**DIRECTION:**
Would you return all of this data exactly, leaving nothing out?

** begin MATERIALS PROVIDED **

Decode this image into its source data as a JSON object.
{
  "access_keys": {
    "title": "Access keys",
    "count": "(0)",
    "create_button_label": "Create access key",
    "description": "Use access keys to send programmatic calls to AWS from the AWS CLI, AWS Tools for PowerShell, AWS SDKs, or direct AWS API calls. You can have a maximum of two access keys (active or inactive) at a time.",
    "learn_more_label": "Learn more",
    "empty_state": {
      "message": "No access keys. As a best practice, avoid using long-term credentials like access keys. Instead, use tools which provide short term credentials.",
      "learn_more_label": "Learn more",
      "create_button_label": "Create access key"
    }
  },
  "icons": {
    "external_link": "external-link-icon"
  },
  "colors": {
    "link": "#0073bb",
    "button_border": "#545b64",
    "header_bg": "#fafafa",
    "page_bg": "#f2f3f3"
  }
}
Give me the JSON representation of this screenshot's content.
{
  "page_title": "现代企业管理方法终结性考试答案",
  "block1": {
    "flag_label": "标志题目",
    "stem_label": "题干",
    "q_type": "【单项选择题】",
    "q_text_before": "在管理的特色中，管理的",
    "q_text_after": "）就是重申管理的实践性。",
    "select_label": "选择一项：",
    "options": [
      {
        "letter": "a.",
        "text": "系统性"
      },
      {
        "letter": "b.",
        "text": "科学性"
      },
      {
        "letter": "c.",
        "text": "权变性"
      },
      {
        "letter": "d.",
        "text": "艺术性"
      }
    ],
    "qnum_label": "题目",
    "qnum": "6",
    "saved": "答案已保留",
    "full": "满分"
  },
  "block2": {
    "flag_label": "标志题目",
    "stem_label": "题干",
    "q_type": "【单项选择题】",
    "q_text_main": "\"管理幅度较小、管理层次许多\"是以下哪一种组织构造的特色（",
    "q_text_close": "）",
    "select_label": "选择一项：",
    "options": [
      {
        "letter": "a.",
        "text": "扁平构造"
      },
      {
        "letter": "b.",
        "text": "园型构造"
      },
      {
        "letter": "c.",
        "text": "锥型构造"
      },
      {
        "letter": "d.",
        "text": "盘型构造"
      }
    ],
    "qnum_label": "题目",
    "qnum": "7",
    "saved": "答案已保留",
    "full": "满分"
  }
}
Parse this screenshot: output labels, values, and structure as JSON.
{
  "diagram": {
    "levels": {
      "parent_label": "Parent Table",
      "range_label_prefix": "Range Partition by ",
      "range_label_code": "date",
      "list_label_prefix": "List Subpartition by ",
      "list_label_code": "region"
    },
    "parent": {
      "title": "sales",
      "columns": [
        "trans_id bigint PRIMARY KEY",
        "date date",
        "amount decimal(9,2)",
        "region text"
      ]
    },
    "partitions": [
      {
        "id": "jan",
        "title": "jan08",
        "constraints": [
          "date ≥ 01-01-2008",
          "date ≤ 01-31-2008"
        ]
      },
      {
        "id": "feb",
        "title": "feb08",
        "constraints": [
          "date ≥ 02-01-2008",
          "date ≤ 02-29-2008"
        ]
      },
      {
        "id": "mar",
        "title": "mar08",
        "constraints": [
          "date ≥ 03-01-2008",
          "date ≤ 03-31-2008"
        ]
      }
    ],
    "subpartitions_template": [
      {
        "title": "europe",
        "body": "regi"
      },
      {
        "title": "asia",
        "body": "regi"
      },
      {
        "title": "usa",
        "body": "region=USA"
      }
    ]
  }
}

** end MATERIALS PROVIDED **

**SOLUTION TO THIS EXERCISE:**
Decode this image into its source data as a JSON object.
{
  "access_keys": {
    "title": "Access keys",
    "count": "(0)",
    "create_button_label": "Create access key",
    "description": "Use access keys to send programmatic calls to AWS from the AWS CLI, AWS Tools for PowerShell, AWS SDKs, or direct AWS API calls. You can have a maximum of two access keys (active or inactive) at a time.",
    "learn_more_label": "Learn more",
    "empty_state": {
      "message": "No access keys. As a best practice, avoid using long-term credentials like access keys. Instead, use tools which provide short term credentials.",
      "learn_more_label": "Learn more",
      "create_button_label": "Create access key"
    }
  },
  "icons": {
    "external_link": "external-link-icon"
  },
  "colors": {
    "link": "#0073bb",
    "button_border": "#545b64",
    "header_bg": "#fafafa",
    "page_bg": "#f2f3f3"
  }
}
Give me the JSON representation of this screenshot's content.
{
  "page_title": "现代企业管理方法终结性考试答案",
  "block1": {
    "flag_label": "标志题目",
    "stem_label": "题干",
    "q_type": "【单项选择题】",
    "q_text_before": "在管理的特色中，管理的",
    "q_text_after": "）就是重申管理的实践性。",
    "select_label": "选择一项：",
    "options": [
      {
        "letter": "a.",
        "text": "系统性"
      },
      {
        "letter": "b.",
        "text": "科学性"
      },
      {
        "letter": "c.",
        "text": "权变性"
      },
      {
        "letter": "d.",
        "text": "艺术性"
      }
    ],
    "qnum_label": "题目",
    "qnum": "6",
    "saved": "答案已保留",
    "full": "满分"
  },
  "block2": {
    "flag_label": "标志题目",
    "stem_label": "题干",
    "q_type": "【单项选择题】",
    "q_text_main": "\"管理幅度较小、管理层次许多\"是以下哪一种组织构造的特色（",
    "q_text_close": "）",
    "select_label": "选择一项：",
    "options": [
      {
        "letter": "a.",
        "text": "扁平构造"
      },
      {
        "letter": "b.",
        "text": "园型构造"
      },
      {
        "letter": "c.",
        "text": "锥型构造"
      },
      {
        "letter": "d.",
        "text": "盘型构造"
      }
    ],
    "qnum_label": "题目",
    "qnum": "7",
    "saved": "答案已保留",
    "full": "满分"
  }
}
Parse this screenshot: output labels, values, and structure as JSON.
{
  "diagram": {
    "levels": {
      "parent_label": "Parent Table",
      "range_label_prefix": "Range Partition by ",
      "range_label_code": "date",
      "list_label_prefix": "List Subpartition by ",
      "list_label_code": "region"
    },
    "parent": {
      "title": "sales",
      "columns": [
        "trans_id bigint PRIMARY KEY",
        "date date",
        "amount decimal(9,2)",
        "region text"
      ]
    },
    "partitions": [
      {
        "id": "jan",
        "title": "jan08",
        "constraints": [
          "date ≥ 01-01-2008",
          "date ≤ 01-31-2008"
        ]
      },
      {
        "id": "feb",
        "title": "feb08",
        "constraints": [
          "date ≥ 02-01-2008",
          "date ≤ 02-29-2008"
        ]
      },
      {
        "id": "mar",
        "title": "mar08",
        "constraints": [
          "date ≥ 03-01-2008",
          "date ≤ 03-31-2008"
        ]
      }
    ],
    "subpartitions_template": [
      {
        "title": "europe",
        "body": "regi"
      },
      {
        "title": "asia",
        "body": "regi"
      },
      {
        "title": "usa",
        "body": "region=USA"
      }
    ]
  }
}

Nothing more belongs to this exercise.